#### [Material for this task]
◇ ◇ ◇ ◇ ◇ ◇ ◇

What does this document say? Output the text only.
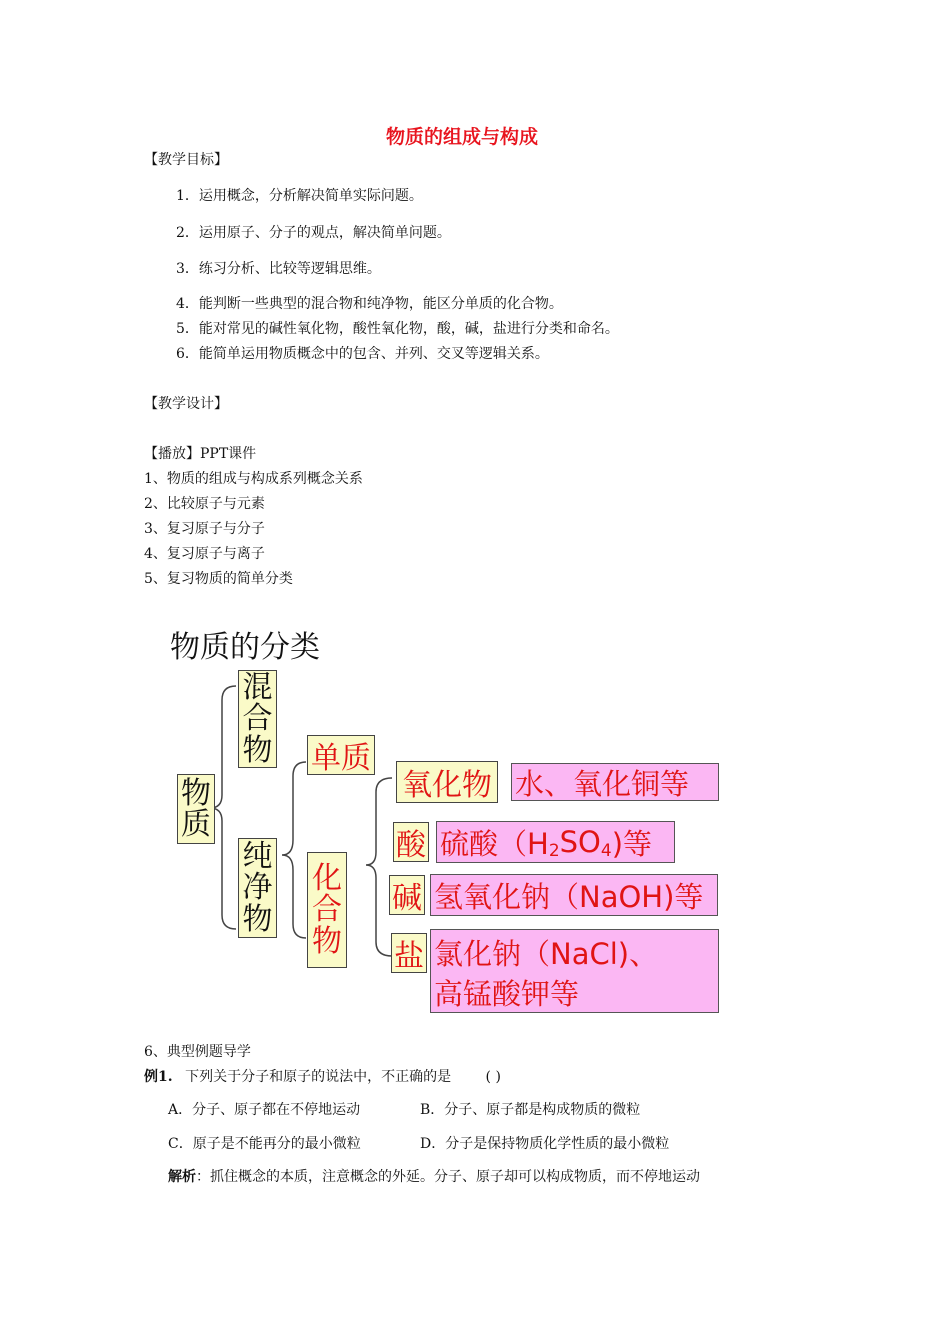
物质的组成与构成
【教学目标】
1．运用概念，分析解决简单实际问题。
2．运用原子、分子的观点，解决简单问题。
3．练习分析、比较等逻辑思维。
4．能判断一些典型的混合物和纯净物，能区分单质的化合物。
5．能对常见的碱性氧化物，酸性氧化物，酸，碱，盐进行分类和命名。
6．能简单运用物质概念中的包含、并列、交叉等逻辑关系。
【教学设计】
【播放】PPT课件
1、物质的组成与构成系列概念关系
2、比较原子与元素
3、复习原子与分子
4、复习原子与离子
5、复习物质的简单分类
物质的分类
物
质
混
合
物
纯
净
物
单质
化
合
物
氧化物 水、氧化铜等
酸 硫酸（H 2 SO 4 )等
碱 氢氧化钠（NaOH)等
盐 氯化钠（NaCl)、
高锰酸钾等
6、典型例题导学
例1. 下列关于分子和原子的说法中，不正确的是 ( )
A．分子、原子都在不停地运动	B．分子、原子都是构成物质的微粒
C．原子是不能再分的最小微粒	D．分子是保持物质化学性质的最小微粒
解析：抓住概念的本质，注意概念的外延。分子、原子却可以构成物质，而不停地运动
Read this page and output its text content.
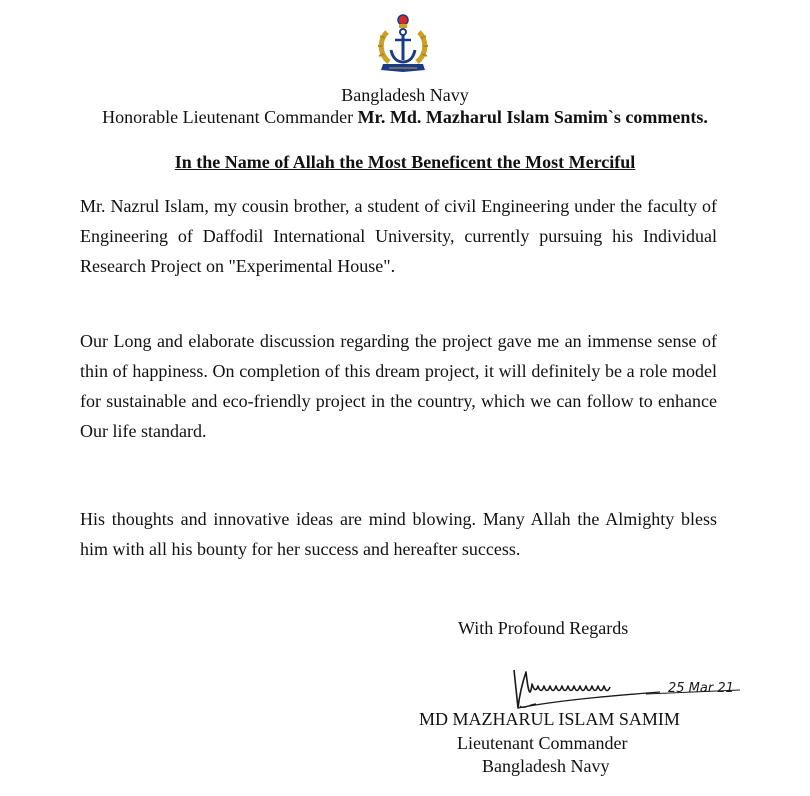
Bangladesh Navy
Honorable Lieutenant Commander Mr. Md. Mazharul Islam Samim`s comments.
In the Name of Allah the Most Beneficent the Most Merciful

Mr. Nazrul Islam, my cousin brother, a student of civil Engineering under the faculty of Engineering of Daffodil International University, currently pursuing his Individual Research Project on "Experimental House".

Our Long and elaborate discussion regarding the project gave me an immense sense of thin of happiness. On completion of this dream project, it will definitely be a role model for sustainable and eco-friendly project in the country, which we can follow to enhance Our life standard.

His thoughts and innovative ideas are mind blowing. Many Allah the Almighty bless him with all his bounty for her success and hereafter success.

With Profound Regards
25 Mar 21
MD MAZHARUL ISLAM SAMIM
Lieutenant Commander
Bangladesh Navy
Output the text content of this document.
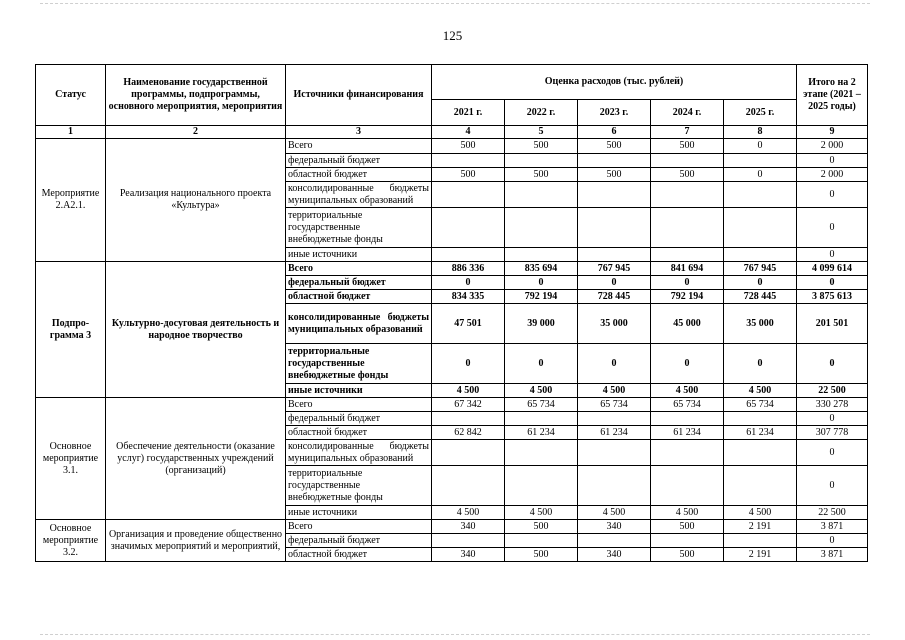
125
Статус	Наименование государственной программы, подпрограммы, основного мероприятия, мероприятия	Источники финансирования	Оценка расходов (тыс. рублей)					Итого на 2 этапе (2021 – 2025 годы)
			2021 г.	2022 г.	2023 г.	2024 г.	2025 г.	
1	2	3	4	5	6	7	8	9
Мероприятие 2.А2.1.	Реализация национального проекта «Культура»	Всего	500	500	500	500	0	2 000
		федеральный бюджет						0
		областной бюджет	500	500	500	500	0	2 000
		консолидированные бюджеты муниципальных образований						0

		территориальные государственные внебюджетные фонды						0
		иные источники						0
Подпро-грамма 3	Культурно-досуговая деятельность и народное творчество	Всего	886 336	835 694	767 945	841 694	767 945	4 099 614
		федеральный бюджет	0	0	0	0	0	0
		областной бюджет	834 335	792 194	728 445	792 194	728 445	3 875 613
		консолидированные бюджеты муниципальных образований	47 501	39 000	35 000	45 000	35 000	201 501

		территориальные государственные внебюджетные фонды	0	0	0	0	0	0
		иные источники	4 500	4 500	4 500	4 500	4 500	22 500
Основное мероприятие 3.1.	Обеспечение деятельности (оказание услуг) государственных учреждений (организаций)	Всего	67 342	65 734	65 734	65 734	65 734	330 278
		федеральный бюджет						0
		областной бюджет	62 842	61 234	61 234	61 234	61 234	307 778
		консолидированные бюджеты муниципальных образований						0

		территориальные государственные внебюджетные фонды						0
		иные источники	4 500	4 500	4 500	4 500	4 500	22 500
Основное мероприятие 3.2.	Организация и проведение общественно значимых мероприятий и мероприятий,	Всего	340	500	340	500	2 191	3 871
		федеральный бюджет						0
		областной бюджет	340	500	340	500	2 191	3 871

◇ ◇ ◇ ◇ ◇ ◇ ◇

Using the listing above, return all lines where the word "областной" occurs.

#### [Completed exercise]
		областной бюджет	500	500	500	500	0	2 000
		областной бюджет	834 335	792 194	728 445	792 194	728 445	3 875 613
		областной бюджет	62 842	61 234	61 234	61 234	61 234	307 778
		областной бюджет	340	500	340	500	2 191	3 871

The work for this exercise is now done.